→ **Problem description**
Copy every line from the records below that holds the word "outdoor".

→ **Record list**
+--
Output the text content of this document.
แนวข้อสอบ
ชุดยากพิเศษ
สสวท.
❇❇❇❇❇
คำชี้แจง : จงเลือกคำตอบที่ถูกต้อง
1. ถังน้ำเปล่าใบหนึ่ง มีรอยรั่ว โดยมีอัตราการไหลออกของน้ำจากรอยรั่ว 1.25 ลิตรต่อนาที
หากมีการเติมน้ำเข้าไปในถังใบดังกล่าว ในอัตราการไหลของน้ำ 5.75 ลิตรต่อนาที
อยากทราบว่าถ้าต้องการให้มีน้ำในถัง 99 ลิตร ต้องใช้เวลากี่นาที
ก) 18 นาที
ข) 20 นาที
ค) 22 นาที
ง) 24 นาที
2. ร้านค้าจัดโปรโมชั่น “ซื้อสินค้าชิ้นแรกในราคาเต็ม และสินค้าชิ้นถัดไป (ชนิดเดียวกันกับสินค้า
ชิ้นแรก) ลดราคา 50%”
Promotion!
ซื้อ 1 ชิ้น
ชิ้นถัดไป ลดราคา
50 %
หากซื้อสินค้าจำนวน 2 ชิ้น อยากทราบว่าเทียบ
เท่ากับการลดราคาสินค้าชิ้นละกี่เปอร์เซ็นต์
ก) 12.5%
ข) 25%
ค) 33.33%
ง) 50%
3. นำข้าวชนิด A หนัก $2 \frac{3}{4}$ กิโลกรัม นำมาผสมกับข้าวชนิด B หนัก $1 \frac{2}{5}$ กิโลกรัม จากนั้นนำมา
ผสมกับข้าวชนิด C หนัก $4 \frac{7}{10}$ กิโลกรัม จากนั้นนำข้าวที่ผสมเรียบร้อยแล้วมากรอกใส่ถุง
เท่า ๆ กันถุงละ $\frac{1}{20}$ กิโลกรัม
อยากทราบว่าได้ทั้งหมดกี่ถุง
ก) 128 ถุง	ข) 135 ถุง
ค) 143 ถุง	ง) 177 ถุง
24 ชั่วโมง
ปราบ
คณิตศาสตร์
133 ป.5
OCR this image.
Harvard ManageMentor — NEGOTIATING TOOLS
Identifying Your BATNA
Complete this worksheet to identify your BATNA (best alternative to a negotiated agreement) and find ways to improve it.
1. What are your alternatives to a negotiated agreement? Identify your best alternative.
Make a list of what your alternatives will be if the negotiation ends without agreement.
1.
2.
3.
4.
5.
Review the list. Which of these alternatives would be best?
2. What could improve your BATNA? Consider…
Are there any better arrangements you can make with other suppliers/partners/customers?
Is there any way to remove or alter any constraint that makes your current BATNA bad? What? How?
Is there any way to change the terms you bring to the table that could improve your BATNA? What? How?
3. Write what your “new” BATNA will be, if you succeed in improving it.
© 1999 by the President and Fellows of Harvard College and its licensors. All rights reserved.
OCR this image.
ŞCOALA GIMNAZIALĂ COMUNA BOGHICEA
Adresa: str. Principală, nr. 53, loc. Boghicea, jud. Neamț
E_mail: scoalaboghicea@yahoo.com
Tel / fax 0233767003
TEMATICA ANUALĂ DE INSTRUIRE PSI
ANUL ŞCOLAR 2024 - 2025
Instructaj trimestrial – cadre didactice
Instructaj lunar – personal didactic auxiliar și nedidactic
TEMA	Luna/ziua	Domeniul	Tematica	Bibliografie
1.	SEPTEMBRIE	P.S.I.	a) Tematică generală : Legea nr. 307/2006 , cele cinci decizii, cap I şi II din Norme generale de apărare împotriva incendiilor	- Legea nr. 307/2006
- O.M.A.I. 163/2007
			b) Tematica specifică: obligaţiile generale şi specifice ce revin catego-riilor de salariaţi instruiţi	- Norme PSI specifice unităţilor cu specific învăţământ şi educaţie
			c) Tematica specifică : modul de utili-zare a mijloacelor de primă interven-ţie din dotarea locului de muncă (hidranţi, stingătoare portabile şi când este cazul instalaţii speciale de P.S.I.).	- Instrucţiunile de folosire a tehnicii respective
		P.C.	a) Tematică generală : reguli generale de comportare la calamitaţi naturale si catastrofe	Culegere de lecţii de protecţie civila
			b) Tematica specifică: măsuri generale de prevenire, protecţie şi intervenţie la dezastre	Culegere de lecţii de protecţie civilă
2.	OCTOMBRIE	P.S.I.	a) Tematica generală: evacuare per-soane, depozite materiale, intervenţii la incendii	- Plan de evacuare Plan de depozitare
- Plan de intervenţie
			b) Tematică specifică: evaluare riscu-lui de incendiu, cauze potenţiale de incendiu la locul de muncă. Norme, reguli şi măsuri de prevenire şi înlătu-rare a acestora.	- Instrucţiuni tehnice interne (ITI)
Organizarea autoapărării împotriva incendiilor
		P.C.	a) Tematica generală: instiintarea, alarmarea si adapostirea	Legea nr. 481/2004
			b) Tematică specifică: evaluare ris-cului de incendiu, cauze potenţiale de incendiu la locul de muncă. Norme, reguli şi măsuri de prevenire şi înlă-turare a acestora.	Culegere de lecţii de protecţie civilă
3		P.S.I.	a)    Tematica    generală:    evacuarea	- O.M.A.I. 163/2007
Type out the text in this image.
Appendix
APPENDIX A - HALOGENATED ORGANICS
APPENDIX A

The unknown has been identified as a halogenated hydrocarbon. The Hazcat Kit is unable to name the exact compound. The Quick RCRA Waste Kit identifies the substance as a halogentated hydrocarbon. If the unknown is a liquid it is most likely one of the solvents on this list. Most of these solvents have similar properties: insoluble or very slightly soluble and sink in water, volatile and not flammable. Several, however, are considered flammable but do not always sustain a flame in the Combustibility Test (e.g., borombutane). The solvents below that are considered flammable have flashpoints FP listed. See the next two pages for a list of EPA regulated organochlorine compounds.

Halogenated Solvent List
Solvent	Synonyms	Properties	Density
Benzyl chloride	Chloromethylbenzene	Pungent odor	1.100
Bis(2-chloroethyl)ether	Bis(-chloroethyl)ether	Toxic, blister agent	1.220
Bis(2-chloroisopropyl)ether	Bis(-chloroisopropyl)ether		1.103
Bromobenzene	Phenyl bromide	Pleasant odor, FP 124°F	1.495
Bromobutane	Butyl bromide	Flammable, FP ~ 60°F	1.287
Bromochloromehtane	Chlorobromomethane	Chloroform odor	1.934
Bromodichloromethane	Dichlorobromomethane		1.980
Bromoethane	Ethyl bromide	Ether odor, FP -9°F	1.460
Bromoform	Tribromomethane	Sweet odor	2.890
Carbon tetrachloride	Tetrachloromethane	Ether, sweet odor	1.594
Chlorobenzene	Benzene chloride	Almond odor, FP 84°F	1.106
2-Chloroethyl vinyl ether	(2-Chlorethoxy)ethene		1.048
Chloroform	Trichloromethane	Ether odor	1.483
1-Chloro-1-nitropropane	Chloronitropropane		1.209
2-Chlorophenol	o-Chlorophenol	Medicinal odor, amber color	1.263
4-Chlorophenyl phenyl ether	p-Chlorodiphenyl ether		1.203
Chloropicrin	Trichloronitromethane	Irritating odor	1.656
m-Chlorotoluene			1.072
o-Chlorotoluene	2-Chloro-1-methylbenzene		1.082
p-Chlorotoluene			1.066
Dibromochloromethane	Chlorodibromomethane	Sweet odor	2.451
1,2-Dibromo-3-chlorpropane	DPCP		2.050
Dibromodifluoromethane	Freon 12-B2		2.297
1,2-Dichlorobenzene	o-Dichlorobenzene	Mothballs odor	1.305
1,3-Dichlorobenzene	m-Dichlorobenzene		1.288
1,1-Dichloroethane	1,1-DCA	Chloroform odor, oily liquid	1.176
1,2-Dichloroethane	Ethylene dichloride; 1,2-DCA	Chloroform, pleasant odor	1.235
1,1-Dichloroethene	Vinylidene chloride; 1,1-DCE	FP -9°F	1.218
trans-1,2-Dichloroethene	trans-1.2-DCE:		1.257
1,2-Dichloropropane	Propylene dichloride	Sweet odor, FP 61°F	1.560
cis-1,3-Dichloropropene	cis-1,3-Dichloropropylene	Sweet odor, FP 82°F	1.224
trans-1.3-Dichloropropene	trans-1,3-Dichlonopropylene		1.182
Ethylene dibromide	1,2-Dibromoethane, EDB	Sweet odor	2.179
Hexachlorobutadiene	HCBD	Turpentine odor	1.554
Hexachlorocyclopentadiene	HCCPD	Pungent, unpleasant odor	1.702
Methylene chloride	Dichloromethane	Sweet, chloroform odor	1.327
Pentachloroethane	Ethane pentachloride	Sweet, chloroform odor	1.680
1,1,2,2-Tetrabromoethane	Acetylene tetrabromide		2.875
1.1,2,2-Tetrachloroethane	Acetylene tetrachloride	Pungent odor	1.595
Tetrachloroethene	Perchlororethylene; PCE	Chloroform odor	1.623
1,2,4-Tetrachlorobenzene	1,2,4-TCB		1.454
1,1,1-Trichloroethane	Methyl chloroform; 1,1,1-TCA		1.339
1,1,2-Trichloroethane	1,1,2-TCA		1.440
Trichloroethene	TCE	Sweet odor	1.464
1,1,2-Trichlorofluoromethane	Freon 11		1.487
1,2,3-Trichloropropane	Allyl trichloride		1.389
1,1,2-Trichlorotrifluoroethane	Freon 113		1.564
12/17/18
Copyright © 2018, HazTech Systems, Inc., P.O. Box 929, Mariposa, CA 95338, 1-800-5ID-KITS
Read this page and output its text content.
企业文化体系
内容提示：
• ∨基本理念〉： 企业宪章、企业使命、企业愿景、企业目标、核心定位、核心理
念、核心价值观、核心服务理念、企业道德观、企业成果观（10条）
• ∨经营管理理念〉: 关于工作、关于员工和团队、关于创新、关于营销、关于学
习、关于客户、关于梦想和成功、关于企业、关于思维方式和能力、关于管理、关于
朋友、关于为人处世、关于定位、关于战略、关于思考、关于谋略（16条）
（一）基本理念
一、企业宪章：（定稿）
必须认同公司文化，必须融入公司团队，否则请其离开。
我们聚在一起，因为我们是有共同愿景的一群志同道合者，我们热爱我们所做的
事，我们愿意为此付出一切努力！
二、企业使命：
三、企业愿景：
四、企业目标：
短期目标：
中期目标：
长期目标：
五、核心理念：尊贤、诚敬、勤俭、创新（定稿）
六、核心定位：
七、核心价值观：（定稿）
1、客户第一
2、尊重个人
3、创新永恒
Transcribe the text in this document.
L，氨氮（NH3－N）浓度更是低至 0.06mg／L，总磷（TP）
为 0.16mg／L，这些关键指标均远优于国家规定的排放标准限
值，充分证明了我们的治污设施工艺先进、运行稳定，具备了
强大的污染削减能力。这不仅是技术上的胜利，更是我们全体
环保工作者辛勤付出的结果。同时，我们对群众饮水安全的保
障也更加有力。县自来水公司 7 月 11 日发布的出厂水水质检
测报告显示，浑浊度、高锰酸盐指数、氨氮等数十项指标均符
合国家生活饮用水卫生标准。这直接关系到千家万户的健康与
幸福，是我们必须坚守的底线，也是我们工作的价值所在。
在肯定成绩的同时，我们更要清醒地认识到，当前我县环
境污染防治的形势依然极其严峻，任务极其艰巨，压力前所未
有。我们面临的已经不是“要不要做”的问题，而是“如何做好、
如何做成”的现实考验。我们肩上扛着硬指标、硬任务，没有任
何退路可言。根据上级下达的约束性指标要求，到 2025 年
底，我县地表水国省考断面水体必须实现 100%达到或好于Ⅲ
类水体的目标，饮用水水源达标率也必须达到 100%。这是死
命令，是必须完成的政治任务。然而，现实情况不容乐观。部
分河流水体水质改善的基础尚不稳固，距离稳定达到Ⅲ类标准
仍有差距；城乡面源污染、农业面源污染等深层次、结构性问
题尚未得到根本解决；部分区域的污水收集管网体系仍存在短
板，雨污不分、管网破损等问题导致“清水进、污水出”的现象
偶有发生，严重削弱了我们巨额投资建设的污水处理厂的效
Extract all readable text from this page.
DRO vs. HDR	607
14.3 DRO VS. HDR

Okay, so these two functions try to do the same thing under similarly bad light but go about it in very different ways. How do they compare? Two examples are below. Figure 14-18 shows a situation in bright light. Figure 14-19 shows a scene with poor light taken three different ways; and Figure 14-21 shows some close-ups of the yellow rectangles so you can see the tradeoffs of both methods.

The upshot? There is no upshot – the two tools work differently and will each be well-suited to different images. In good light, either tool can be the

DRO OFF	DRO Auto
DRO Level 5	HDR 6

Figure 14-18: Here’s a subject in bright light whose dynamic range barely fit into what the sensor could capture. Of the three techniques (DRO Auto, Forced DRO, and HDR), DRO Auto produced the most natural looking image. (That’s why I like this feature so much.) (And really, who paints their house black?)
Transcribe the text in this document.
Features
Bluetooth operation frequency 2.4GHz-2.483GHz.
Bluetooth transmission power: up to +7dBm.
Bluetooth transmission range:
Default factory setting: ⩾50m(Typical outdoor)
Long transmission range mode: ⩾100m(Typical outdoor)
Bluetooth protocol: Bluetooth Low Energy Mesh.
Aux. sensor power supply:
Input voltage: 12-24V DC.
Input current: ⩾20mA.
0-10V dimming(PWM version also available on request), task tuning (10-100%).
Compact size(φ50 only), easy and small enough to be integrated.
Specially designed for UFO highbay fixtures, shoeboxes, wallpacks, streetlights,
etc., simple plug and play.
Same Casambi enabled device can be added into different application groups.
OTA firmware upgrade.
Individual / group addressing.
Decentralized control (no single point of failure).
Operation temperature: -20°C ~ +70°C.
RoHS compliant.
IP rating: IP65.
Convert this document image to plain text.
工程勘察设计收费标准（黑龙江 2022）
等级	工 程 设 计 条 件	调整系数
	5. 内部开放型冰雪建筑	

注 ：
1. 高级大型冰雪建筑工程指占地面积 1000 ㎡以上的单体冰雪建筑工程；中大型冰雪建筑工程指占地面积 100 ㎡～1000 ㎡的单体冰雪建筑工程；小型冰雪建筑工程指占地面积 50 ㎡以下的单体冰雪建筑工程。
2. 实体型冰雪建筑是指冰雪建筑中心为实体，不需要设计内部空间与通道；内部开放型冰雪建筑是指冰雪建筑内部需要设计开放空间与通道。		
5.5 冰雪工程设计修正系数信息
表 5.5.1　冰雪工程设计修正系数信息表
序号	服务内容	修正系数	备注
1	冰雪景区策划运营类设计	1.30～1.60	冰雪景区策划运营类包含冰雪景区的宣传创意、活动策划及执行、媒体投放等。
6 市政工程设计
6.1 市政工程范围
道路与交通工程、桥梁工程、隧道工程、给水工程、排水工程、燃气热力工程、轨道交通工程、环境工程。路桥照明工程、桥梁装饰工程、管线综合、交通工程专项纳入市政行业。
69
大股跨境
+--
→ **Finished exercise**
Default factory setting: ⩾50m(Typical outdoor)
Long transmission range mode: ⩾100m(Typical outdoor)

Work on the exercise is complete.